[Start Records to process]

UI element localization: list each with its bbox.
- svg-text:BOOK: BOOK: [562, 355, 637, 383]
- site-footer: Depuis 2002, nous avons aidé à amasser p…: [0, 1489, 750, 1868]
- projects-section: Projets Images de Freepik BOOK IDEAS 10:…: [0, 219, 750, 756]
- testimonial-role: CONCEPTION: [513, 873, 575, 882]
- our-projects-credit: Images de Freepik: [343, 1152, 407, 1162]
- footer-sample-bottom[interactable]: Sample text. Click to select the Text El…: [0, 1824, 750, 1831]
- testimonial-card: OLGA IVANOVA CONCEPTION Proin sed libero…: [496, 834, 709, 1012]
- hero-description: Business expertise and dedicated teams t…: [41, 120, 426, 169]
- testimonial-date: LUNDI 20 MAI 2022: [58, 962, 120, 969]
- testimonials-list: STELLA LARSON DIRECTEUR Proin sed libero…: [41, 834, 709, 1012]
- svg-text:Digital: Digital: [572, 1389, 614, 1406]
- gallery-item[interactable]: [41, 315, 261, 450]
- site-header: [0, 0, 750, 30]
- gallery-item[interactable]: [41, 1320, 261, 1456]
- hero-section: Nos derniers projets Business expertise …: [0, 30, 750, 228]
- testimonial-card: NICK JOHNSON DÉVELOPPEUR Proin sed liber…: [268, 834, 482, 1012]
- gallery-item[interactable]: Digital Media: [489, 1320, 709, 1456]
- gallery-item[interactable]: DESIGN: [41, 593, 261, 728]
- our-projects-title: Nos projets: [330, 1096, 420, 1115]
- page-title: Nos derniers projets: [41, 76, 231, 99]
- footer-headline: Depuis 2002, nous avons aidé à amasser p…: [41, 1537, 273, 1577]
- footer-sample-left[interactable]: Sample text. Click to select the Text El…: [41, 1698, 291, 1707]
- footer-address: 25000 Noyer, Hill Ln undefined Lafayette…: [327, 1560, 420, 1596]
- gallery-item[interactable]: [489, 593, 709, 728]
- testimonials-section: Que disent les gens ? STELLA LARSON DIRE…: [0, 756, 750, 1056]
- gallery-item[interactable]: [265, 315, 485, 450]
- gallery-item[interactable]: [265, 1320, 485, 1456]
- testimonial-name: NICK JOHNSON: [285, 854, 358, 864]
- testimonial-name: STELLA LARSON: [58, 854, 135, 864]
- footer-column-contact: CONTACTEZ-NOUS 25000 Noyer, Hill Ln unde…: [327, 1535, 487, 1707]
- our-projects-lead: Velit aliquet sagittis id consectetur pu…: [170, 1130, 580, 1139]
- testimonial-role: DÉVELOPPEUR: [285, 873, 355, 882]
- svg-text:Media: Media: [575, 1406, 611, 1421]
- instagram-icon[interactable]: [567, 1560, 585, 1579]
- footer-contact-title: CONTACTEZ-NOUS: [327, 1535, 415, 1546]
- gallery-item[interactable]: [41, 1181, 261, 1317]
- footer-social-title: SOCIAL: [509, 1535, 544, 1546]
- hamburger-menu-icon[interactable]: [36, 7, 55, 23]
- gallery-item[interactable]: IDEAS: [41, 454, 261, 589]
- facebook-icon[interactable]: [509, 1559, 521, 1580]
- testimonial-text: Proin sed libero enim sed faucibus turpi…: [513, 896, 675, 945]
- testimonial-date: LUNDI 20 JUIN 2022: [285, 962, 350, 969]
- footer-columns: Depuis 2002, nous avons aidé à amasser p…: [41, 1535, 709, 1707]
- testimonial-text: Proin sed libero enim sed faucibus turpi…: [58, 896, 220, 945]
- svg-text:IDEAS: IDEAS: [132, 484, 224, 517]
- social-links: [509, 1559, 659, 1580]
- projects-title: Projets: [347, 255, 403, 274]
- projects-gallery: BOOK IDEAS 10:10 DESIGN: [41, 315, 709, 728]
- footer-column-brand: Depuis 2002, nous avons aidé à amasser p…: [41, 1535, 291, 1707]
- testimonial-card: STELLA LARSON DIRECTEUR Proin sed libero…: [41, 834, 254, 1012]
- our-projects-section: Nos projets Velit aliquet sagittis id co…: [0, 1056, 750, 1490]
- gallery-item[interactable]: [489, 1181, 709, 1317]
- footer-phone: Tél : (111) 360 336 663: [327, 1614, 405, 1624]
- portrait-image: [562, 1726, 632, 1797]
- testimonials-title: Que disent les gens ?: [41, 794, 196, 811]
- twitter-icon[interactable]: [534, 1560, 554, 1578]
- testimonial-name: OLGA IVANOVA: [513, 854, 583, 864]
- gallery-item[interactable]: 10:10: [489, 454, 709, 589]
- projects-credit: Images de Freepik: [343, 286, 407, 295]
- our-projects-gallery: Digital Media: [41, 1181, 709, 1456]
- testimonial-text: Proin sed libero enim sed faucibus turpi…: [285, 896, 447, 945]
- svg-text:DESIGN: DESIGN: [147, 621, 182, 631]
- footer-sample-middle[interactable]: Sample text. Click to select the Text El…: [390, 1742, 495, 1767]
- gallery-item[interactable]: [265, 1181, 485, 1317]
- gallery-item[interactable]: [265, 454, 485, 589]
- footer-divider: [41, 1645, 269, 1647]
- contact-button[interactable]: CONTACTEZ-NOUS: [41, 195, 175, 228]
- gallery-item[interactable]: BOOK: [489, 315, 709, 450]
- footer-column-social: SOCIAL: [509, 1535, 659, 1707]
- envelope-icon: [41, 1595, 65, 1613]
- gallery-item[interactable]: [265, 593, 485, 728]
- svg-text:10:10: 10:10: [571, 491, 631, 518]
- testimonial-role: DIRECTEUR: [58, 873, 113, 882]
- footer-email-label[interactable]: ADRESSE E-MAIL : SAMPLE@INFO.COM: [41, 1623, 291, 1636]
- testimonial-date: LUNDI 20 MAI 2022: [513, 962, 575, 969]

[End Records to process]

Reproduce every line of the data above verbatim, keeping its order and formatting unchanged.

UI element localization: list each with its bbox.
- svg-text:BOOK: BOOK: [562, 355, 637, 383]
- site-footer: Depuis 2002, nous avons aidé à amasser p…: [0, 1489, 750, 1868]
- projects-section: Projets Images de Freepik BOOK IDEAS 10:…: [0, 219, 750, 756]
- testimonial-role: CONCEPTION: [513, 873, 575, 882]
- our-projects-credit: Images de Freepik: [343, 1152, 407, 1162]
- footer-sample-bottom[interactable]: Sample text. Click to select the Text El…: [0, 1824, 750, 1831]
- testimonial-card: OLGA IVANOVA CONCEPTION Proin sed libero…: [496, 834, 709, 1012]
- hero-description: Business expertise and dedicated teams t…: [41, 120, 426, 169]
- testimonial-date: LUNDI 20 MAI 2022: [58, 962, 120, 969]
- testimonials-list: STELLA LARSON DIRECTEUR Proin sed libero…: [41, 834, 709, 1012]
- svg-text:Digital: Digital: [572, 1389, 614, 1406]
- gallery-item[interactable]: [41, 315, 261, 450]
- site-header: [0, 0, 750, 30]
- gallery-item[interactable]: [41, 1320, 261, 1456]
- hero-section: Nos derniers projets Business expertise …: [0, 30, 750, 228]
- testimonial-card: NICK JOHNSON DÉVELOPPEUR Proin sed liber…: [268, 834, 482, 1012]
- gallery-item[interactable]: Digital Media: [489, 1320, 709, 1456]
- gallery-item[interactable]: DESIGN: [41, 593, 261, 728]
- our-projects-title: Nos projets: [330, 1096, 420, 1115]
- page-title: Nos derniers projets: [41, 76, 231, 99]
- footer-headline: Depuis 2002, nous avons aidé à amasser p…: [41, 1537, 273, 1577]
- footer-sample-left[interactable]: Sample text. Click to select the Text El…: [41, 1698, 291, 1707]
- footer-address: 25000 Noyer, Hill Ln undefined Lafayette…: [327, 1560, 420, 1596]
- gallery-item[interactable]: [489, 593, 709, 728]
- testimonials-section: Que disent les gens ? STELLA LARSON DIRE…: [0, 756, 750, 1056]
- gallery-item[interactable]: [265, 315, 485, 450]
- gallery-item[interactable]: [265, 1320, 485, 1456]
- testimonial-name: NICK JOHNSON: [285, 854, 358, 864]
- testimonial-name: STELLA LARSON: [58, 854, 135, 864]
- footer-column-contact: CONTACTEZ-NOUS 25000 Noyer, Hill Ln unde…: [327, 1535, 487, 1707]
- our-projects-lead: Velit aliquet sagittis id consectetur pu…: [170, 1130, 580, 1139]
- testimonial-role: DÉVELOPPEUR: [285, 873, 355, 882]
- svg-text:Media: Media: [575, 1406, 611, 1421]
- instagram-icon[interactable]: [567, 1560, 585, 1579]
- footer-contact-title: CONTACTEZ-NOUS: [327, 1535, 415, 1546]
- gallery-item[interactable]: [41, 1181, 261, 1317]
- footer-social-title: SOCIAL: [509, 1535, 544, 1546]
- hamburger-menu-icon[interactable]: [36, 7, 55, 23]
- gallery-item[interactable]: IDEAS: [41, 454, 261, 589]
- facebook-icon[interactable]: [509, 1559, 521, 1580]
- testimonial-text: Proin sed libero enim sed faucibus turpi…: [513, 896, 675, 945]
- testimonial-date: LUNDI 20 JUIN 2022: [285, 962, 350, 969]
- footer-columns: Depuis 2002, nous avons aidé à amasser p…: [41, 1535, 709, 1707]
- testimonial-text: Proin sed libero enim sed faucibus turpi…: [58, 896, 220, 945]
- svg-text:IDEAS: IDEAS: [132, 484, 224, 517]
- social-links: [509, 1559, 659, 1580]
- projects-title: Projets: [347, 255, 403, 274]
- projects-gallery: BOOK IDEAS 10:10 DESIGN: [41, 315, 709, 728]
- footer-column-brand: Depuis 2002, nous avons aidé à amasser p…: [41, 1535, 291, 1707]
- testimonial-card: STELLA LARSON DIRECTEUR Proin sed libero…: [41, 834, 254, 1012]
- our-projects-section: Nos projets Velit aliquet sagittis id co…: [0, 1056, 750, 1490]
- gallery-item[interactable]: [489, 1181, 709, 1317]
- footer-phone: Tél : (111) 360 336 663: [327, 1614, 405, 1624]
- portrait-image: [562, 1726, 632, 1797]
- testimonials-title: Que disent les gens ?: [41, 794, 196, 811]
- twitter-icon[interactable]: [534, 1560, 554, 1578]
- testimonial-name: OLGA IVANOVA: [513, 854, 583, 864]
- gallery-item[interactable]: 10:10: [489, 454, 709, 589]
- projects-credit: Images de Freepik: [343, 286, 407, 295]
- our-projects-gallery: Digital Media: [41, 1181, 709, 1456]
- testimonial-text: Proin sed libero enim sed faucibus turpi…: [285, 896, 447, 945]
- svg-text:DESIGN: DESIGN: [147, 621, 182, 631]
- footer-sample-middle[interactable]: Sample text. Click to select the Text El…: [390, 1742, 495, 1767]
- gallery-item[interactable]: [265, 1181, 485, 1317]
- gallery-item[interactable]: [265, 454, 485, 589]
- footer-divider: [41, 1645, 269, 1647]
- contact-button[interactable]: CONTACTEZ-NOUS: [41, 195, 175, 228]
- gallery-item[interactable]: BOOK: [489, 315, 709, 450]
- footer-column-social: SOCIAL: [509, 1535, 659, 1707]
- envelope-icon: [41, 1595, 65, 1613]
- gallery-item[interactable]: [265, 593, 485, 728]
- svg-text:10:10: 10:10: [571, 491, 631, 518]
- testimonial-role: DIRECTEUR: [58, 873, 113, 882]
- footer-email-label[interactable]: ADRESSE E-MAIL : SAMPLE@INFO.COM: [41, 1623, 291, 1636]
- testimonial-date: LUNDI 20 MAI 2022: [513, 962, 575, 969]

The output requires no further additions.